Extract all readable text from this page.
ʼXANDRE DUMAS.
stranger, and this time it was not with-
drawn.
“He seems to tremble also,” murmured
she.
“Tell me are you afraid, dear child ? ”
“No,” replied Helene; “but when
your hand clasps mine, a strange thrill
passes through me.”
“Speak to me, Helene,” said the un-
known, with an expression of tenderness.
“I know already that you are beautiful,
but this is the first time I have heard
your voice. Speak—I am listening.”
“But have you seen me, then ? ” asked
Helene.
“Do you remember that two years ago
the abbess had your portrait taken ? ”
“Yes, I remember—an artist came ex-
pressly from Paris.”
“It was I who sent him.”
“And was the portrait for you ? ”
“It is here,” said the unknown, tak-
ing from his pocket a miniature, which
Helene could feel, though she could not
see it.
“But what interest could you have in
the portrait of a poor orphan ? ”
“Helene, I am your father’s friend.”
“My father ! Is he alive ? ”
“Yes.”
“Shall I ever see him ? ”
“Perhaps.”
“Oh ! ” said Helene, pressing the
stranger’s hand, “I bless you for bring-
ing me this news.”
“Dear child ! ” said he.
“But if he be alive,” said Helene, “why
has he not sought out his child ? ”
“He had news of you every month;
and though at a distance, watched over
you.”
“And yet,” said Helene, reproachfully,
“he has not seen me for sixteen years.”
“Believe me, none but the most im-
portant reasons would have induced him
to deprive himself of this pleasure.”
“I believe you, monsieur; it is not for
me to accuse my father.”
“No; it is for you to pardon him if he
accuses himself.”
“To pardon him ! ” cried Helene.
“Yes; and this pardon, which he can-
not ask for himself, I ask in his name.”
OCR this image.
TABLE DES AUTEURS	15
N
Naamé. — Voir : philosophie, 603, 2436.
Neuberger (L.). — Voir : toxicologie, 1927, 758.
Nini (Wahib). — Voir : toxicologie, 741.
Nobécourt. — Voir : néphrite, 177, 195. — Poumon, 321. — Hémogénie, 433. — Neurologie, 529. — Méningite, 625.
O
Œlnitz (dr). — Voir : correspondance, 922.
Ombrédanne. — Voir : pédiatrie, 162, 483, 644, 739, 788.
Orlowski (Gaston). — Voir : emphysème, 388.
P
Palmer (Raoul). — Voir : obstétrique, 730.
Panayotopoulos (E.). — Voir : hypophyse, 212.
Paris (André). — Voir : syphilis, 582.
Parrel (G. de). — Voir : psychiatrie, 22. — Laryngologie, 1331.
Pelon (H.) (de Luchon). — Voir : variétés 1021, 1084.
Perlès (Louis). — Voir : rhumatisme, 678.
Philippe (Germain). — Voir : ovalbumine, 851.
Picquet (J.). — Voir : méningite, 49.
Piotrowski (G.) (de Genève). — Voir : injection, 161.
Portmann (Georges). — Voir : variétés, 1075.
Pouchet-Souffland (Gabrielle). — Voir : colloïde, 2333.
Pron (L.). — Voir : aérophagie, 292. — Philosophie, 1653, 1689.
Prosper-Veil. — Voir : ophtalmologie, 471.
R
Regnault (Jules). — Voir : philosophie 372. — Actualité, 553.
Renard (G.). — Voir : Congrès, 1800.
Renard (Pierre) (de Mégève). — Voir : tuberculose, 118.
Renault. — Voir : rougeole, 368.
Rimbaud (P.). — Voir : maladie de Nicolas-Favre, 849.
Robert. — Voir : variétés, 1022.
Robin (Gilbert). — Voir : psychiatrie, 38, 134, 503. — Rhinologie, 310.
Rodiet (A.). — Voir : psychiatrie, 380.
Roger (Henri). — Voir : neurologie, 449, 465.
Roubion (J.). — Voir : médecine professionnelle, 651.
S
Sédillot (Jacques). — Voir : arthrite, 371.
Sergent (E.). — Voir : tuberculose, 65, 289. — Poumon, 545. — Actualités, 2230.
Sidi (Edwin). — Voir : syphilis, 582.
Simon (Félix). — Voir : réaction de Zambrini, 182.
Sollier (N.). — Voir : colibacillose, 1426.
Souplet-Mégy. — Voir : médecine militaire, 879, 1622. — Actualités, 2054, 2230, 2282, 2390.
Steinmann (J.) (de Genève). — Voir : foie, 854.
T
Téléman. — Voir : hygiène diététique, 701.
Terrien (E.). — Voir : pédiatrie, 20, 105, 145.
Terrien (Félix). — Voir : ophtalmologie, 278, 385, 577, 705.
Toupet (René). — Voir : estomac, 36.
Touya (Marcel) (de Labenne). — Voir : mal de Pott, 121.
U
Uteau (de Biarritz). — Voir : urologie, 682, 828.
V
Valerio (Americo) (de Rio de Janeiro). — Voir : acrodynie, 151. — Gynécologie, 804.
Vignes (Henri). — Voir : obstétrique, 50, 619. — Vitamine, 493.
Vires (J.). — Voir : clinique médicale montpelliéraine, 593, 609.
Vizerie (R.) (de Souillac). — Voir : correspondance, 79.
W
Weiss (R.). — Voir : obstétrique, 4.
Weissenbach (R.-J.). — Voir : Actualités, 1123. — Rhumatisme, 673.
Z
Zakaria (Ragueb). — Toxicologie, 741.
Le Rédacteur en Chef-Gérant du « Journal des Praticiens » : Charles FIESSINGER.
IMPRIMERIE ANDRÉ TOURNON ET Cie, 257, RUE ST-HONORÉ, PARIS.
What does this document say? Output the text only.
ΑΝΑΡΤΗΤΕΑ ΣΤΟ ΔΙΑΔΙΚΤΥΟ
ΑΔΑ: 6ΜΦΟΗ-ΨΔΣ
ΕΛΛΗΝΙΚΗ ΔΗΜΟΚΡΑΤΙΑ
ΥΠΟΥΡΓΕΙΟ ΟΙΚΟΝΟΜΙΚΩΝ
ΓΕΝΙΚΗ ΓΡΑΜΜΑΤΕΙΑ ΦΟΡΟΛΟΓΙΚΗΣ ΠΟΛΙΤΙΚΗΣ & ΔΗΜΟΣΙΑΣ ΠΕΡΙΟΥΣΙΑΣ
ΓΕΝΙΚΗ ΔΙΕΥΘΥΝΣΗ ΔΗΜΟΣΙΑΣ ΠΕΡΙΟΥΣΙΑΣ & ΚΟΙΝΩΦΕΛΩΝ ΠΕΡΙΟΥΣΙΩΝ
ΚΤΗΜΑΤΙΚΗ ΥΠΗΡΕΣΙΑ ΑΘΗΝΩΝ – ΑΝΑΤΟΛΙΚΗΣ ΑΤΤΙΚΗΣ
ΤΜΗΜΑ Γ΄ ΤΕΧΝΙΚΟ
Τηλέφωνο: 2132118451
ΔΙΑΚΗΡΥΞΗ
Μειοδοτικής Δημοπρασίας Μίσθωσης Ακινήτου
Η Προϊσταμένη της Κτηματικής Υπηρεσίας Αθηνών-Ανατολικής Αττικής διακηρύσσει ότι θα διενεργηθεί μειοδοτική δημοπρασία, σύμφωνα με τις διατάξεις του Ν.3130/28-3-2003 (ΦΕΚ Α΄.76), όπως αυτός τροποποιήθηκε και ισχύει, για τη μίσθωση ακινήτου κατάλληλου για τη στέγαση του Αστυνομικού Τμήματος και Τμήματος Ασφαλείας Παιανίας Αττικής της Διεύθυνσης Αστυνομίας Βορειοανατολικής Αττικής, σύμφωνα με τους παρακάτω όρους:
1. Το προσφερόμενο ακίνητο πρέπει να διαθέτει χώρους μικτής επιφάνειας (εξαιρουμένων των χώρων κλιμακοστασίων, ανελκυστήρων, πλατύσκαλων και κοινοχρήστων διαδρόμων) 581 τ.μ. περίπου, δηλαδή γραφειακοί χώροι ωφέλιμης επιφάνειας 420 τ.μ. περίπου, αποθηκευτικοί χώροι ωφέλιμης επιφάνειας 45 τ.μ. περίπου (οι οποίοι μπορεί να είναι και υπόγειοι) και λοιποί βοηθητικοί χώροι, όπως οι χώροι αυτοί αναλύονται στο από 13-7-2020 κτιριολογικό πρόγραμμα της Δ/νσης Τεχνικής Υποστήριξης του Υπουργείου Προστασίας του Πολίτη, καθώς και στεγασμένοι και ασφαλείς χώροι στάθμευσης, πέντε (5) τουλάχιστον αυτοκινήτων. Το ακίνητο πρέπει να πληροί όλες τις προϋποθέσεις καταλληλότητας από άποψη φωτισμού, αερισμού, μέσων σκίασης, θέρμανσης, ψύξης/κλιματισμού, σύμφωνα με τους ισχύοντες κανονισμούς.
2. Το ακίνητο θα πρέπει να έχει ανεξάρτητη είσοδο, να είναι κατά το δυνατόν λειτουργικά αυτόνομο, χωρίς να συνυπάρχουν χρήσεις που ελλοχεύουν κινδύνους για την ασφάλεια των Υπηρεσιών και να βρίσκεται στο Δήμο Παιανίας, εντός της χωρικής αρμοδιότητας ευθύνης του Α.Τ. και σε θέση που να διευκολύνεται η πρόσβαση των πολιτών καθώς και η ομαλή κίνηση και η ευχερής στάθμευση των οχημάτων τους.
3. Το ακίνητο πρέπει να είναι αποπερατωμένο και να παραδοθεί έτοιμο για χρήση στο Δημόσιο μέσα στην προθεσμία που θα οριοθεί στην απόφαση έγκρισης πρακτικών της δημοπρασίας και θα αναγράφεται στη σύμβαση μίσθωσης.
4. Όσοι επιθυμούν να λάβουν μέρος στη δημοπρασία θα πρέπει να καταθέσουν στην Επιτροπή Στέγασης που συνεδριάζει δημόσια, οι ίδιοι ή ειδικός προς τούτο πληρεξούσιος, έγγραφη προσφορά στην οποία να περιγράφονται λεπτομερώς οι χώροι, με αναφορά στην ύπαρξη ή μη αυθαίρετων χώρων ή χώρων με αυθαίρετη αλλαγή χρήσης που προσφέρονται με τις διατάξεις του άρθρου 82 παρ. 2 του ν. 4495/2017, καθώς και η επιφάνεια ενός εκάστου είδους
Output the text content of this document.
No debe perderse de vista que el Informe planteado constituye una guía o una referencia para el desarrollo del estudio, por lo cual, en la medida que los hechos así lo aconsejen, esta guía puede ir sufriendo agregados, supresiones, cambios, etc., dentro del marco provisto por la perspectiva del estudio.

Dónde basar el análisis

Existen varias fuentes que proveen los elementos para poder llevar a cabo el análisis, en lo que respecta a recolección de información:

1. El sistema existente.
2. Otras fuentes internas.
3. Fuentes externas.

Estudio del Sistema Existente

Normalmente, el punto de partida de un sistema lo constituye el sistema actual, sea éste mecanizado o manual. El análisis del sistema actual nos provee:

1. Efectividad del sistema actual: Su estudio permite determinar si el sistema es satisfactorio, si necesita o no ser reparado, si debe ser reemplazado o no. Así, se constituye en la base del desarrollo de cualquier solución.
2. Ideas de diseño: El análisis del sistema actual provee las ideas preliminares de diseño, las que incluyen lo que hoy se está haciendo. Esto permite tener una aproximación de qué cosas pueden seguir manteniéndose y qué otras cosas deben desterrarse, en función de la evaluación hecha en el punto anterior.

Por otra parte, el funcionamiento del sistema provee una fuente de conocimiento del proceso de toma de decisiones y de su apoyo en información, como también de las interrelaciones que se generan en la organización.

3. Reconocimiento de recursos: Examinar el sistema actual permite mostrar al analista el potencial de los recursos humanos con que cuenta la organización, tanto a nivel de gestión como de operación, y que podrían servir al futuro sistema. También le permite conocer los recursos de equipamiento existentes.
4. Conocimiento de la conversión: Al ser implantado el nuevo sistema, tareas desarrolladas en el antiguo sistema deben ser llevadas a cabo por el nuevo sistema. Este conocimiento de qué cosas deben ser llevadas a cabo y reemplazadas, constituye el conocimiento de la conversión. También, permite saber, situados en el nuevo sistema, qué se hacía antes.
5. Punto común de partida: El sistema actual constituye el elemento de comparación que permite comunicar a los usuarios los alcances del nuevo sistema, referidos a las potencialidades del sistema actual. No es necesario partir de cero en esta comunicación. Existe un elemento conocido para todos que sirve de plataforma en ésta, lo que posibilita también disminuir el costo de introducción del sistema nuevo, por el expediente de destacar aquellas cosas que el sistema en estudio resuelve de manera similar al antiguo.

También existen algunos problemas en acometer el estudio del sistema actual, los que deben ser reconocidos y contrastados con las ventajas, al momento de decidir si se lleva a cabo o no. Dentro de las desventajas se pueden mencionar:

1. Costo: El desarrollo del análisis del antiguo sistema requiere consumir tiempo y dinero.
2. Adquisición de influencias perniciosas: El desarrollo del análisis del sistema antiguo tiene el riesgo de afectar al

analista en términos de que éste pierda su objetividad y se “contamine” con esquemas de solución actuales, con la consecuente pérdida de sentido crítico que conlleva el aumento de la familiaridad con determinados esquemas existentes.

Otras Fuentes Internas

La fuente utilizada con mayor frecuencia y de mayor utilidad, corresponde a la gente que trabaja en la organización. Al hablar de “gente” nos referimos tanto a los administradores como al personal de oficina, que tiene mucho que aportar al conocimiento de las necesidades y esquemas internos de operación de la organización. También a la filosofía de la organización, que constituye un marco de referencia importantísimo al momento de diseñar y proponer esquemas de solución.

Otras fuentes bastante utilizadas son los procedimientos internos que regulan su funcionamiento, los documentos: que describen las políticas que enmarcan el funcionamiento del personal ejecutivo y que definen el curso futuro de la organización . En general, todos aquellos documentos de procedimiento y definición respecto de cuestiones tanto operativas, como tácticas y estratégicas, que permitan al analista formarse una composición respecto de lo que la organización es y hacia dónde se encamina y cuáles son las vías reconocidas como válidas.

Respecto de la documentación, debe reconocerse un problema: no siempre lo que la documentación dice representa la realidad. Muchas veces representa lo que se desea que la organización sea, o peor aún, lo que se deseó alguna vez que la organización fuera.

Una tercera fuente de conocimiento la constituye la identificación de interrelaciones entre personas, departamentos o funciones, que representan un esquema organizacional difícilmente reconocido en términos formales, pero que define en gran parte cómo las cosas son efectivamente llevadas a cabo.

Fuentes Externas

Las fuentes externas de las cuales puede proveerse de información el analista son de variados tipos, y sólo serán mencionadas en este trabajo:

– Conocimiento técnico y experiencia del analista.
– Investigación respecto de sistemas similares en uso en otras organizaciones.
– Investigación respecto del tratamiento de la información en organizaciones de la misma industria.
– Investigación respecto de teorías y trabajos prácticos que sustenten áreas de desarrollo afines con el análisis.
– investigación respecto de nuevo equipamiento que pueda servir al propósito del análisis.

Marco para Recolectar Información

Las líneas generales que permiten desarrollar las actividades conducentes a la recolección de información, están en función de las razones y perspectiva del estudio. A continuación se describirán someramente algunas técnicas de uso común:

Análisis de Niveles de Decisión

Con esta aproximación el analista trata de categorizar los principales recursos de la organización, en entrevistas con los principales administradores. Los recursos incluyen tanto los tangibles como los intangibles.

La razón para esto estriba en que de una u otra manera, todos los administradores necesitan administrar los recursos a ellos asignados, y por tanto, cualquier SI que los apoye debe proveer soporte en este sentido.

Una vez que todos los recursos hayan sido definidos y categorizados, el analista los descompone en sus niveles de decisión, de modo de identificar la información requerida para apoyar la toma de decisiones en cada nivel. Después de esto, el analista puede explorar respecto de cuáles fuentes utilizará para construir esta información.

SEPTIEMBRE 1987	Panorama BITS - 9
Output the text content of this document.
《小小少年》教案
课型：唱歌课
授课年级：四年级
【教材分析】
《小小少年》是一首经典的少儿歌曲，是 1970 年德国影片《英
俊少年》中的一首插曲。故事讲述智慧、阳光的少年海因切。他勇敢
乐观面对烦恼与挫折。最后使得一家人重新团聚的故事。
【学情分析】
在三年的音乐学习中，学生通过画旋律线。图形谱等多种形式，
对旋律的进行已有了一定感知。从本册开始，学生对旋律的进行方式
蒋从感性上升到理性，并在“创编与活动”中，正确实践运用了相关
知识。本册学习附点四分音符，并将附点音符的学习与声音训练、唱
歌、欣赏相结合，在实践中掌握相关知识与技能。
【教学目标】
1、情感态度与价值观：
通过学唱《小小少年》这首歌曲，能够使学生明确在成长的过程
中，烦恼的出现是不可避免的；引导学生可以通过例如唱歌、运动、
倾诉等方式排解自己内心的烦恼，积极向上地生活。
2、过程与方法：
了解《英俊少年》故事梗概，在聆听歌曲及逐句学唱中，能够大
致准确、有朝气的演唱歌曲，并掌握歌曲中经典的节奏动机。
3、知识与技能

- - - - - - -

- Written request
Copy every single line of the material above that holds "existentes".

- Exercise output
3. Reconocimiento de recursos: Examinar el sistema actual permite mostrar al analista el potencial de los recursos humanos con que cuenta la organización, tanto a nivel de gestión como de operación, y que podrían servir al futuro sistema. También le permite conocer los recursos de equipamiento existentes.
analista en términos de que éste pierda su objetividad y se “contamine” con esquemas de solución actuales, con la consecuente pérdida de sentido crítico que conlleva el aumento de la familiaridad con determinados esquemas existentes.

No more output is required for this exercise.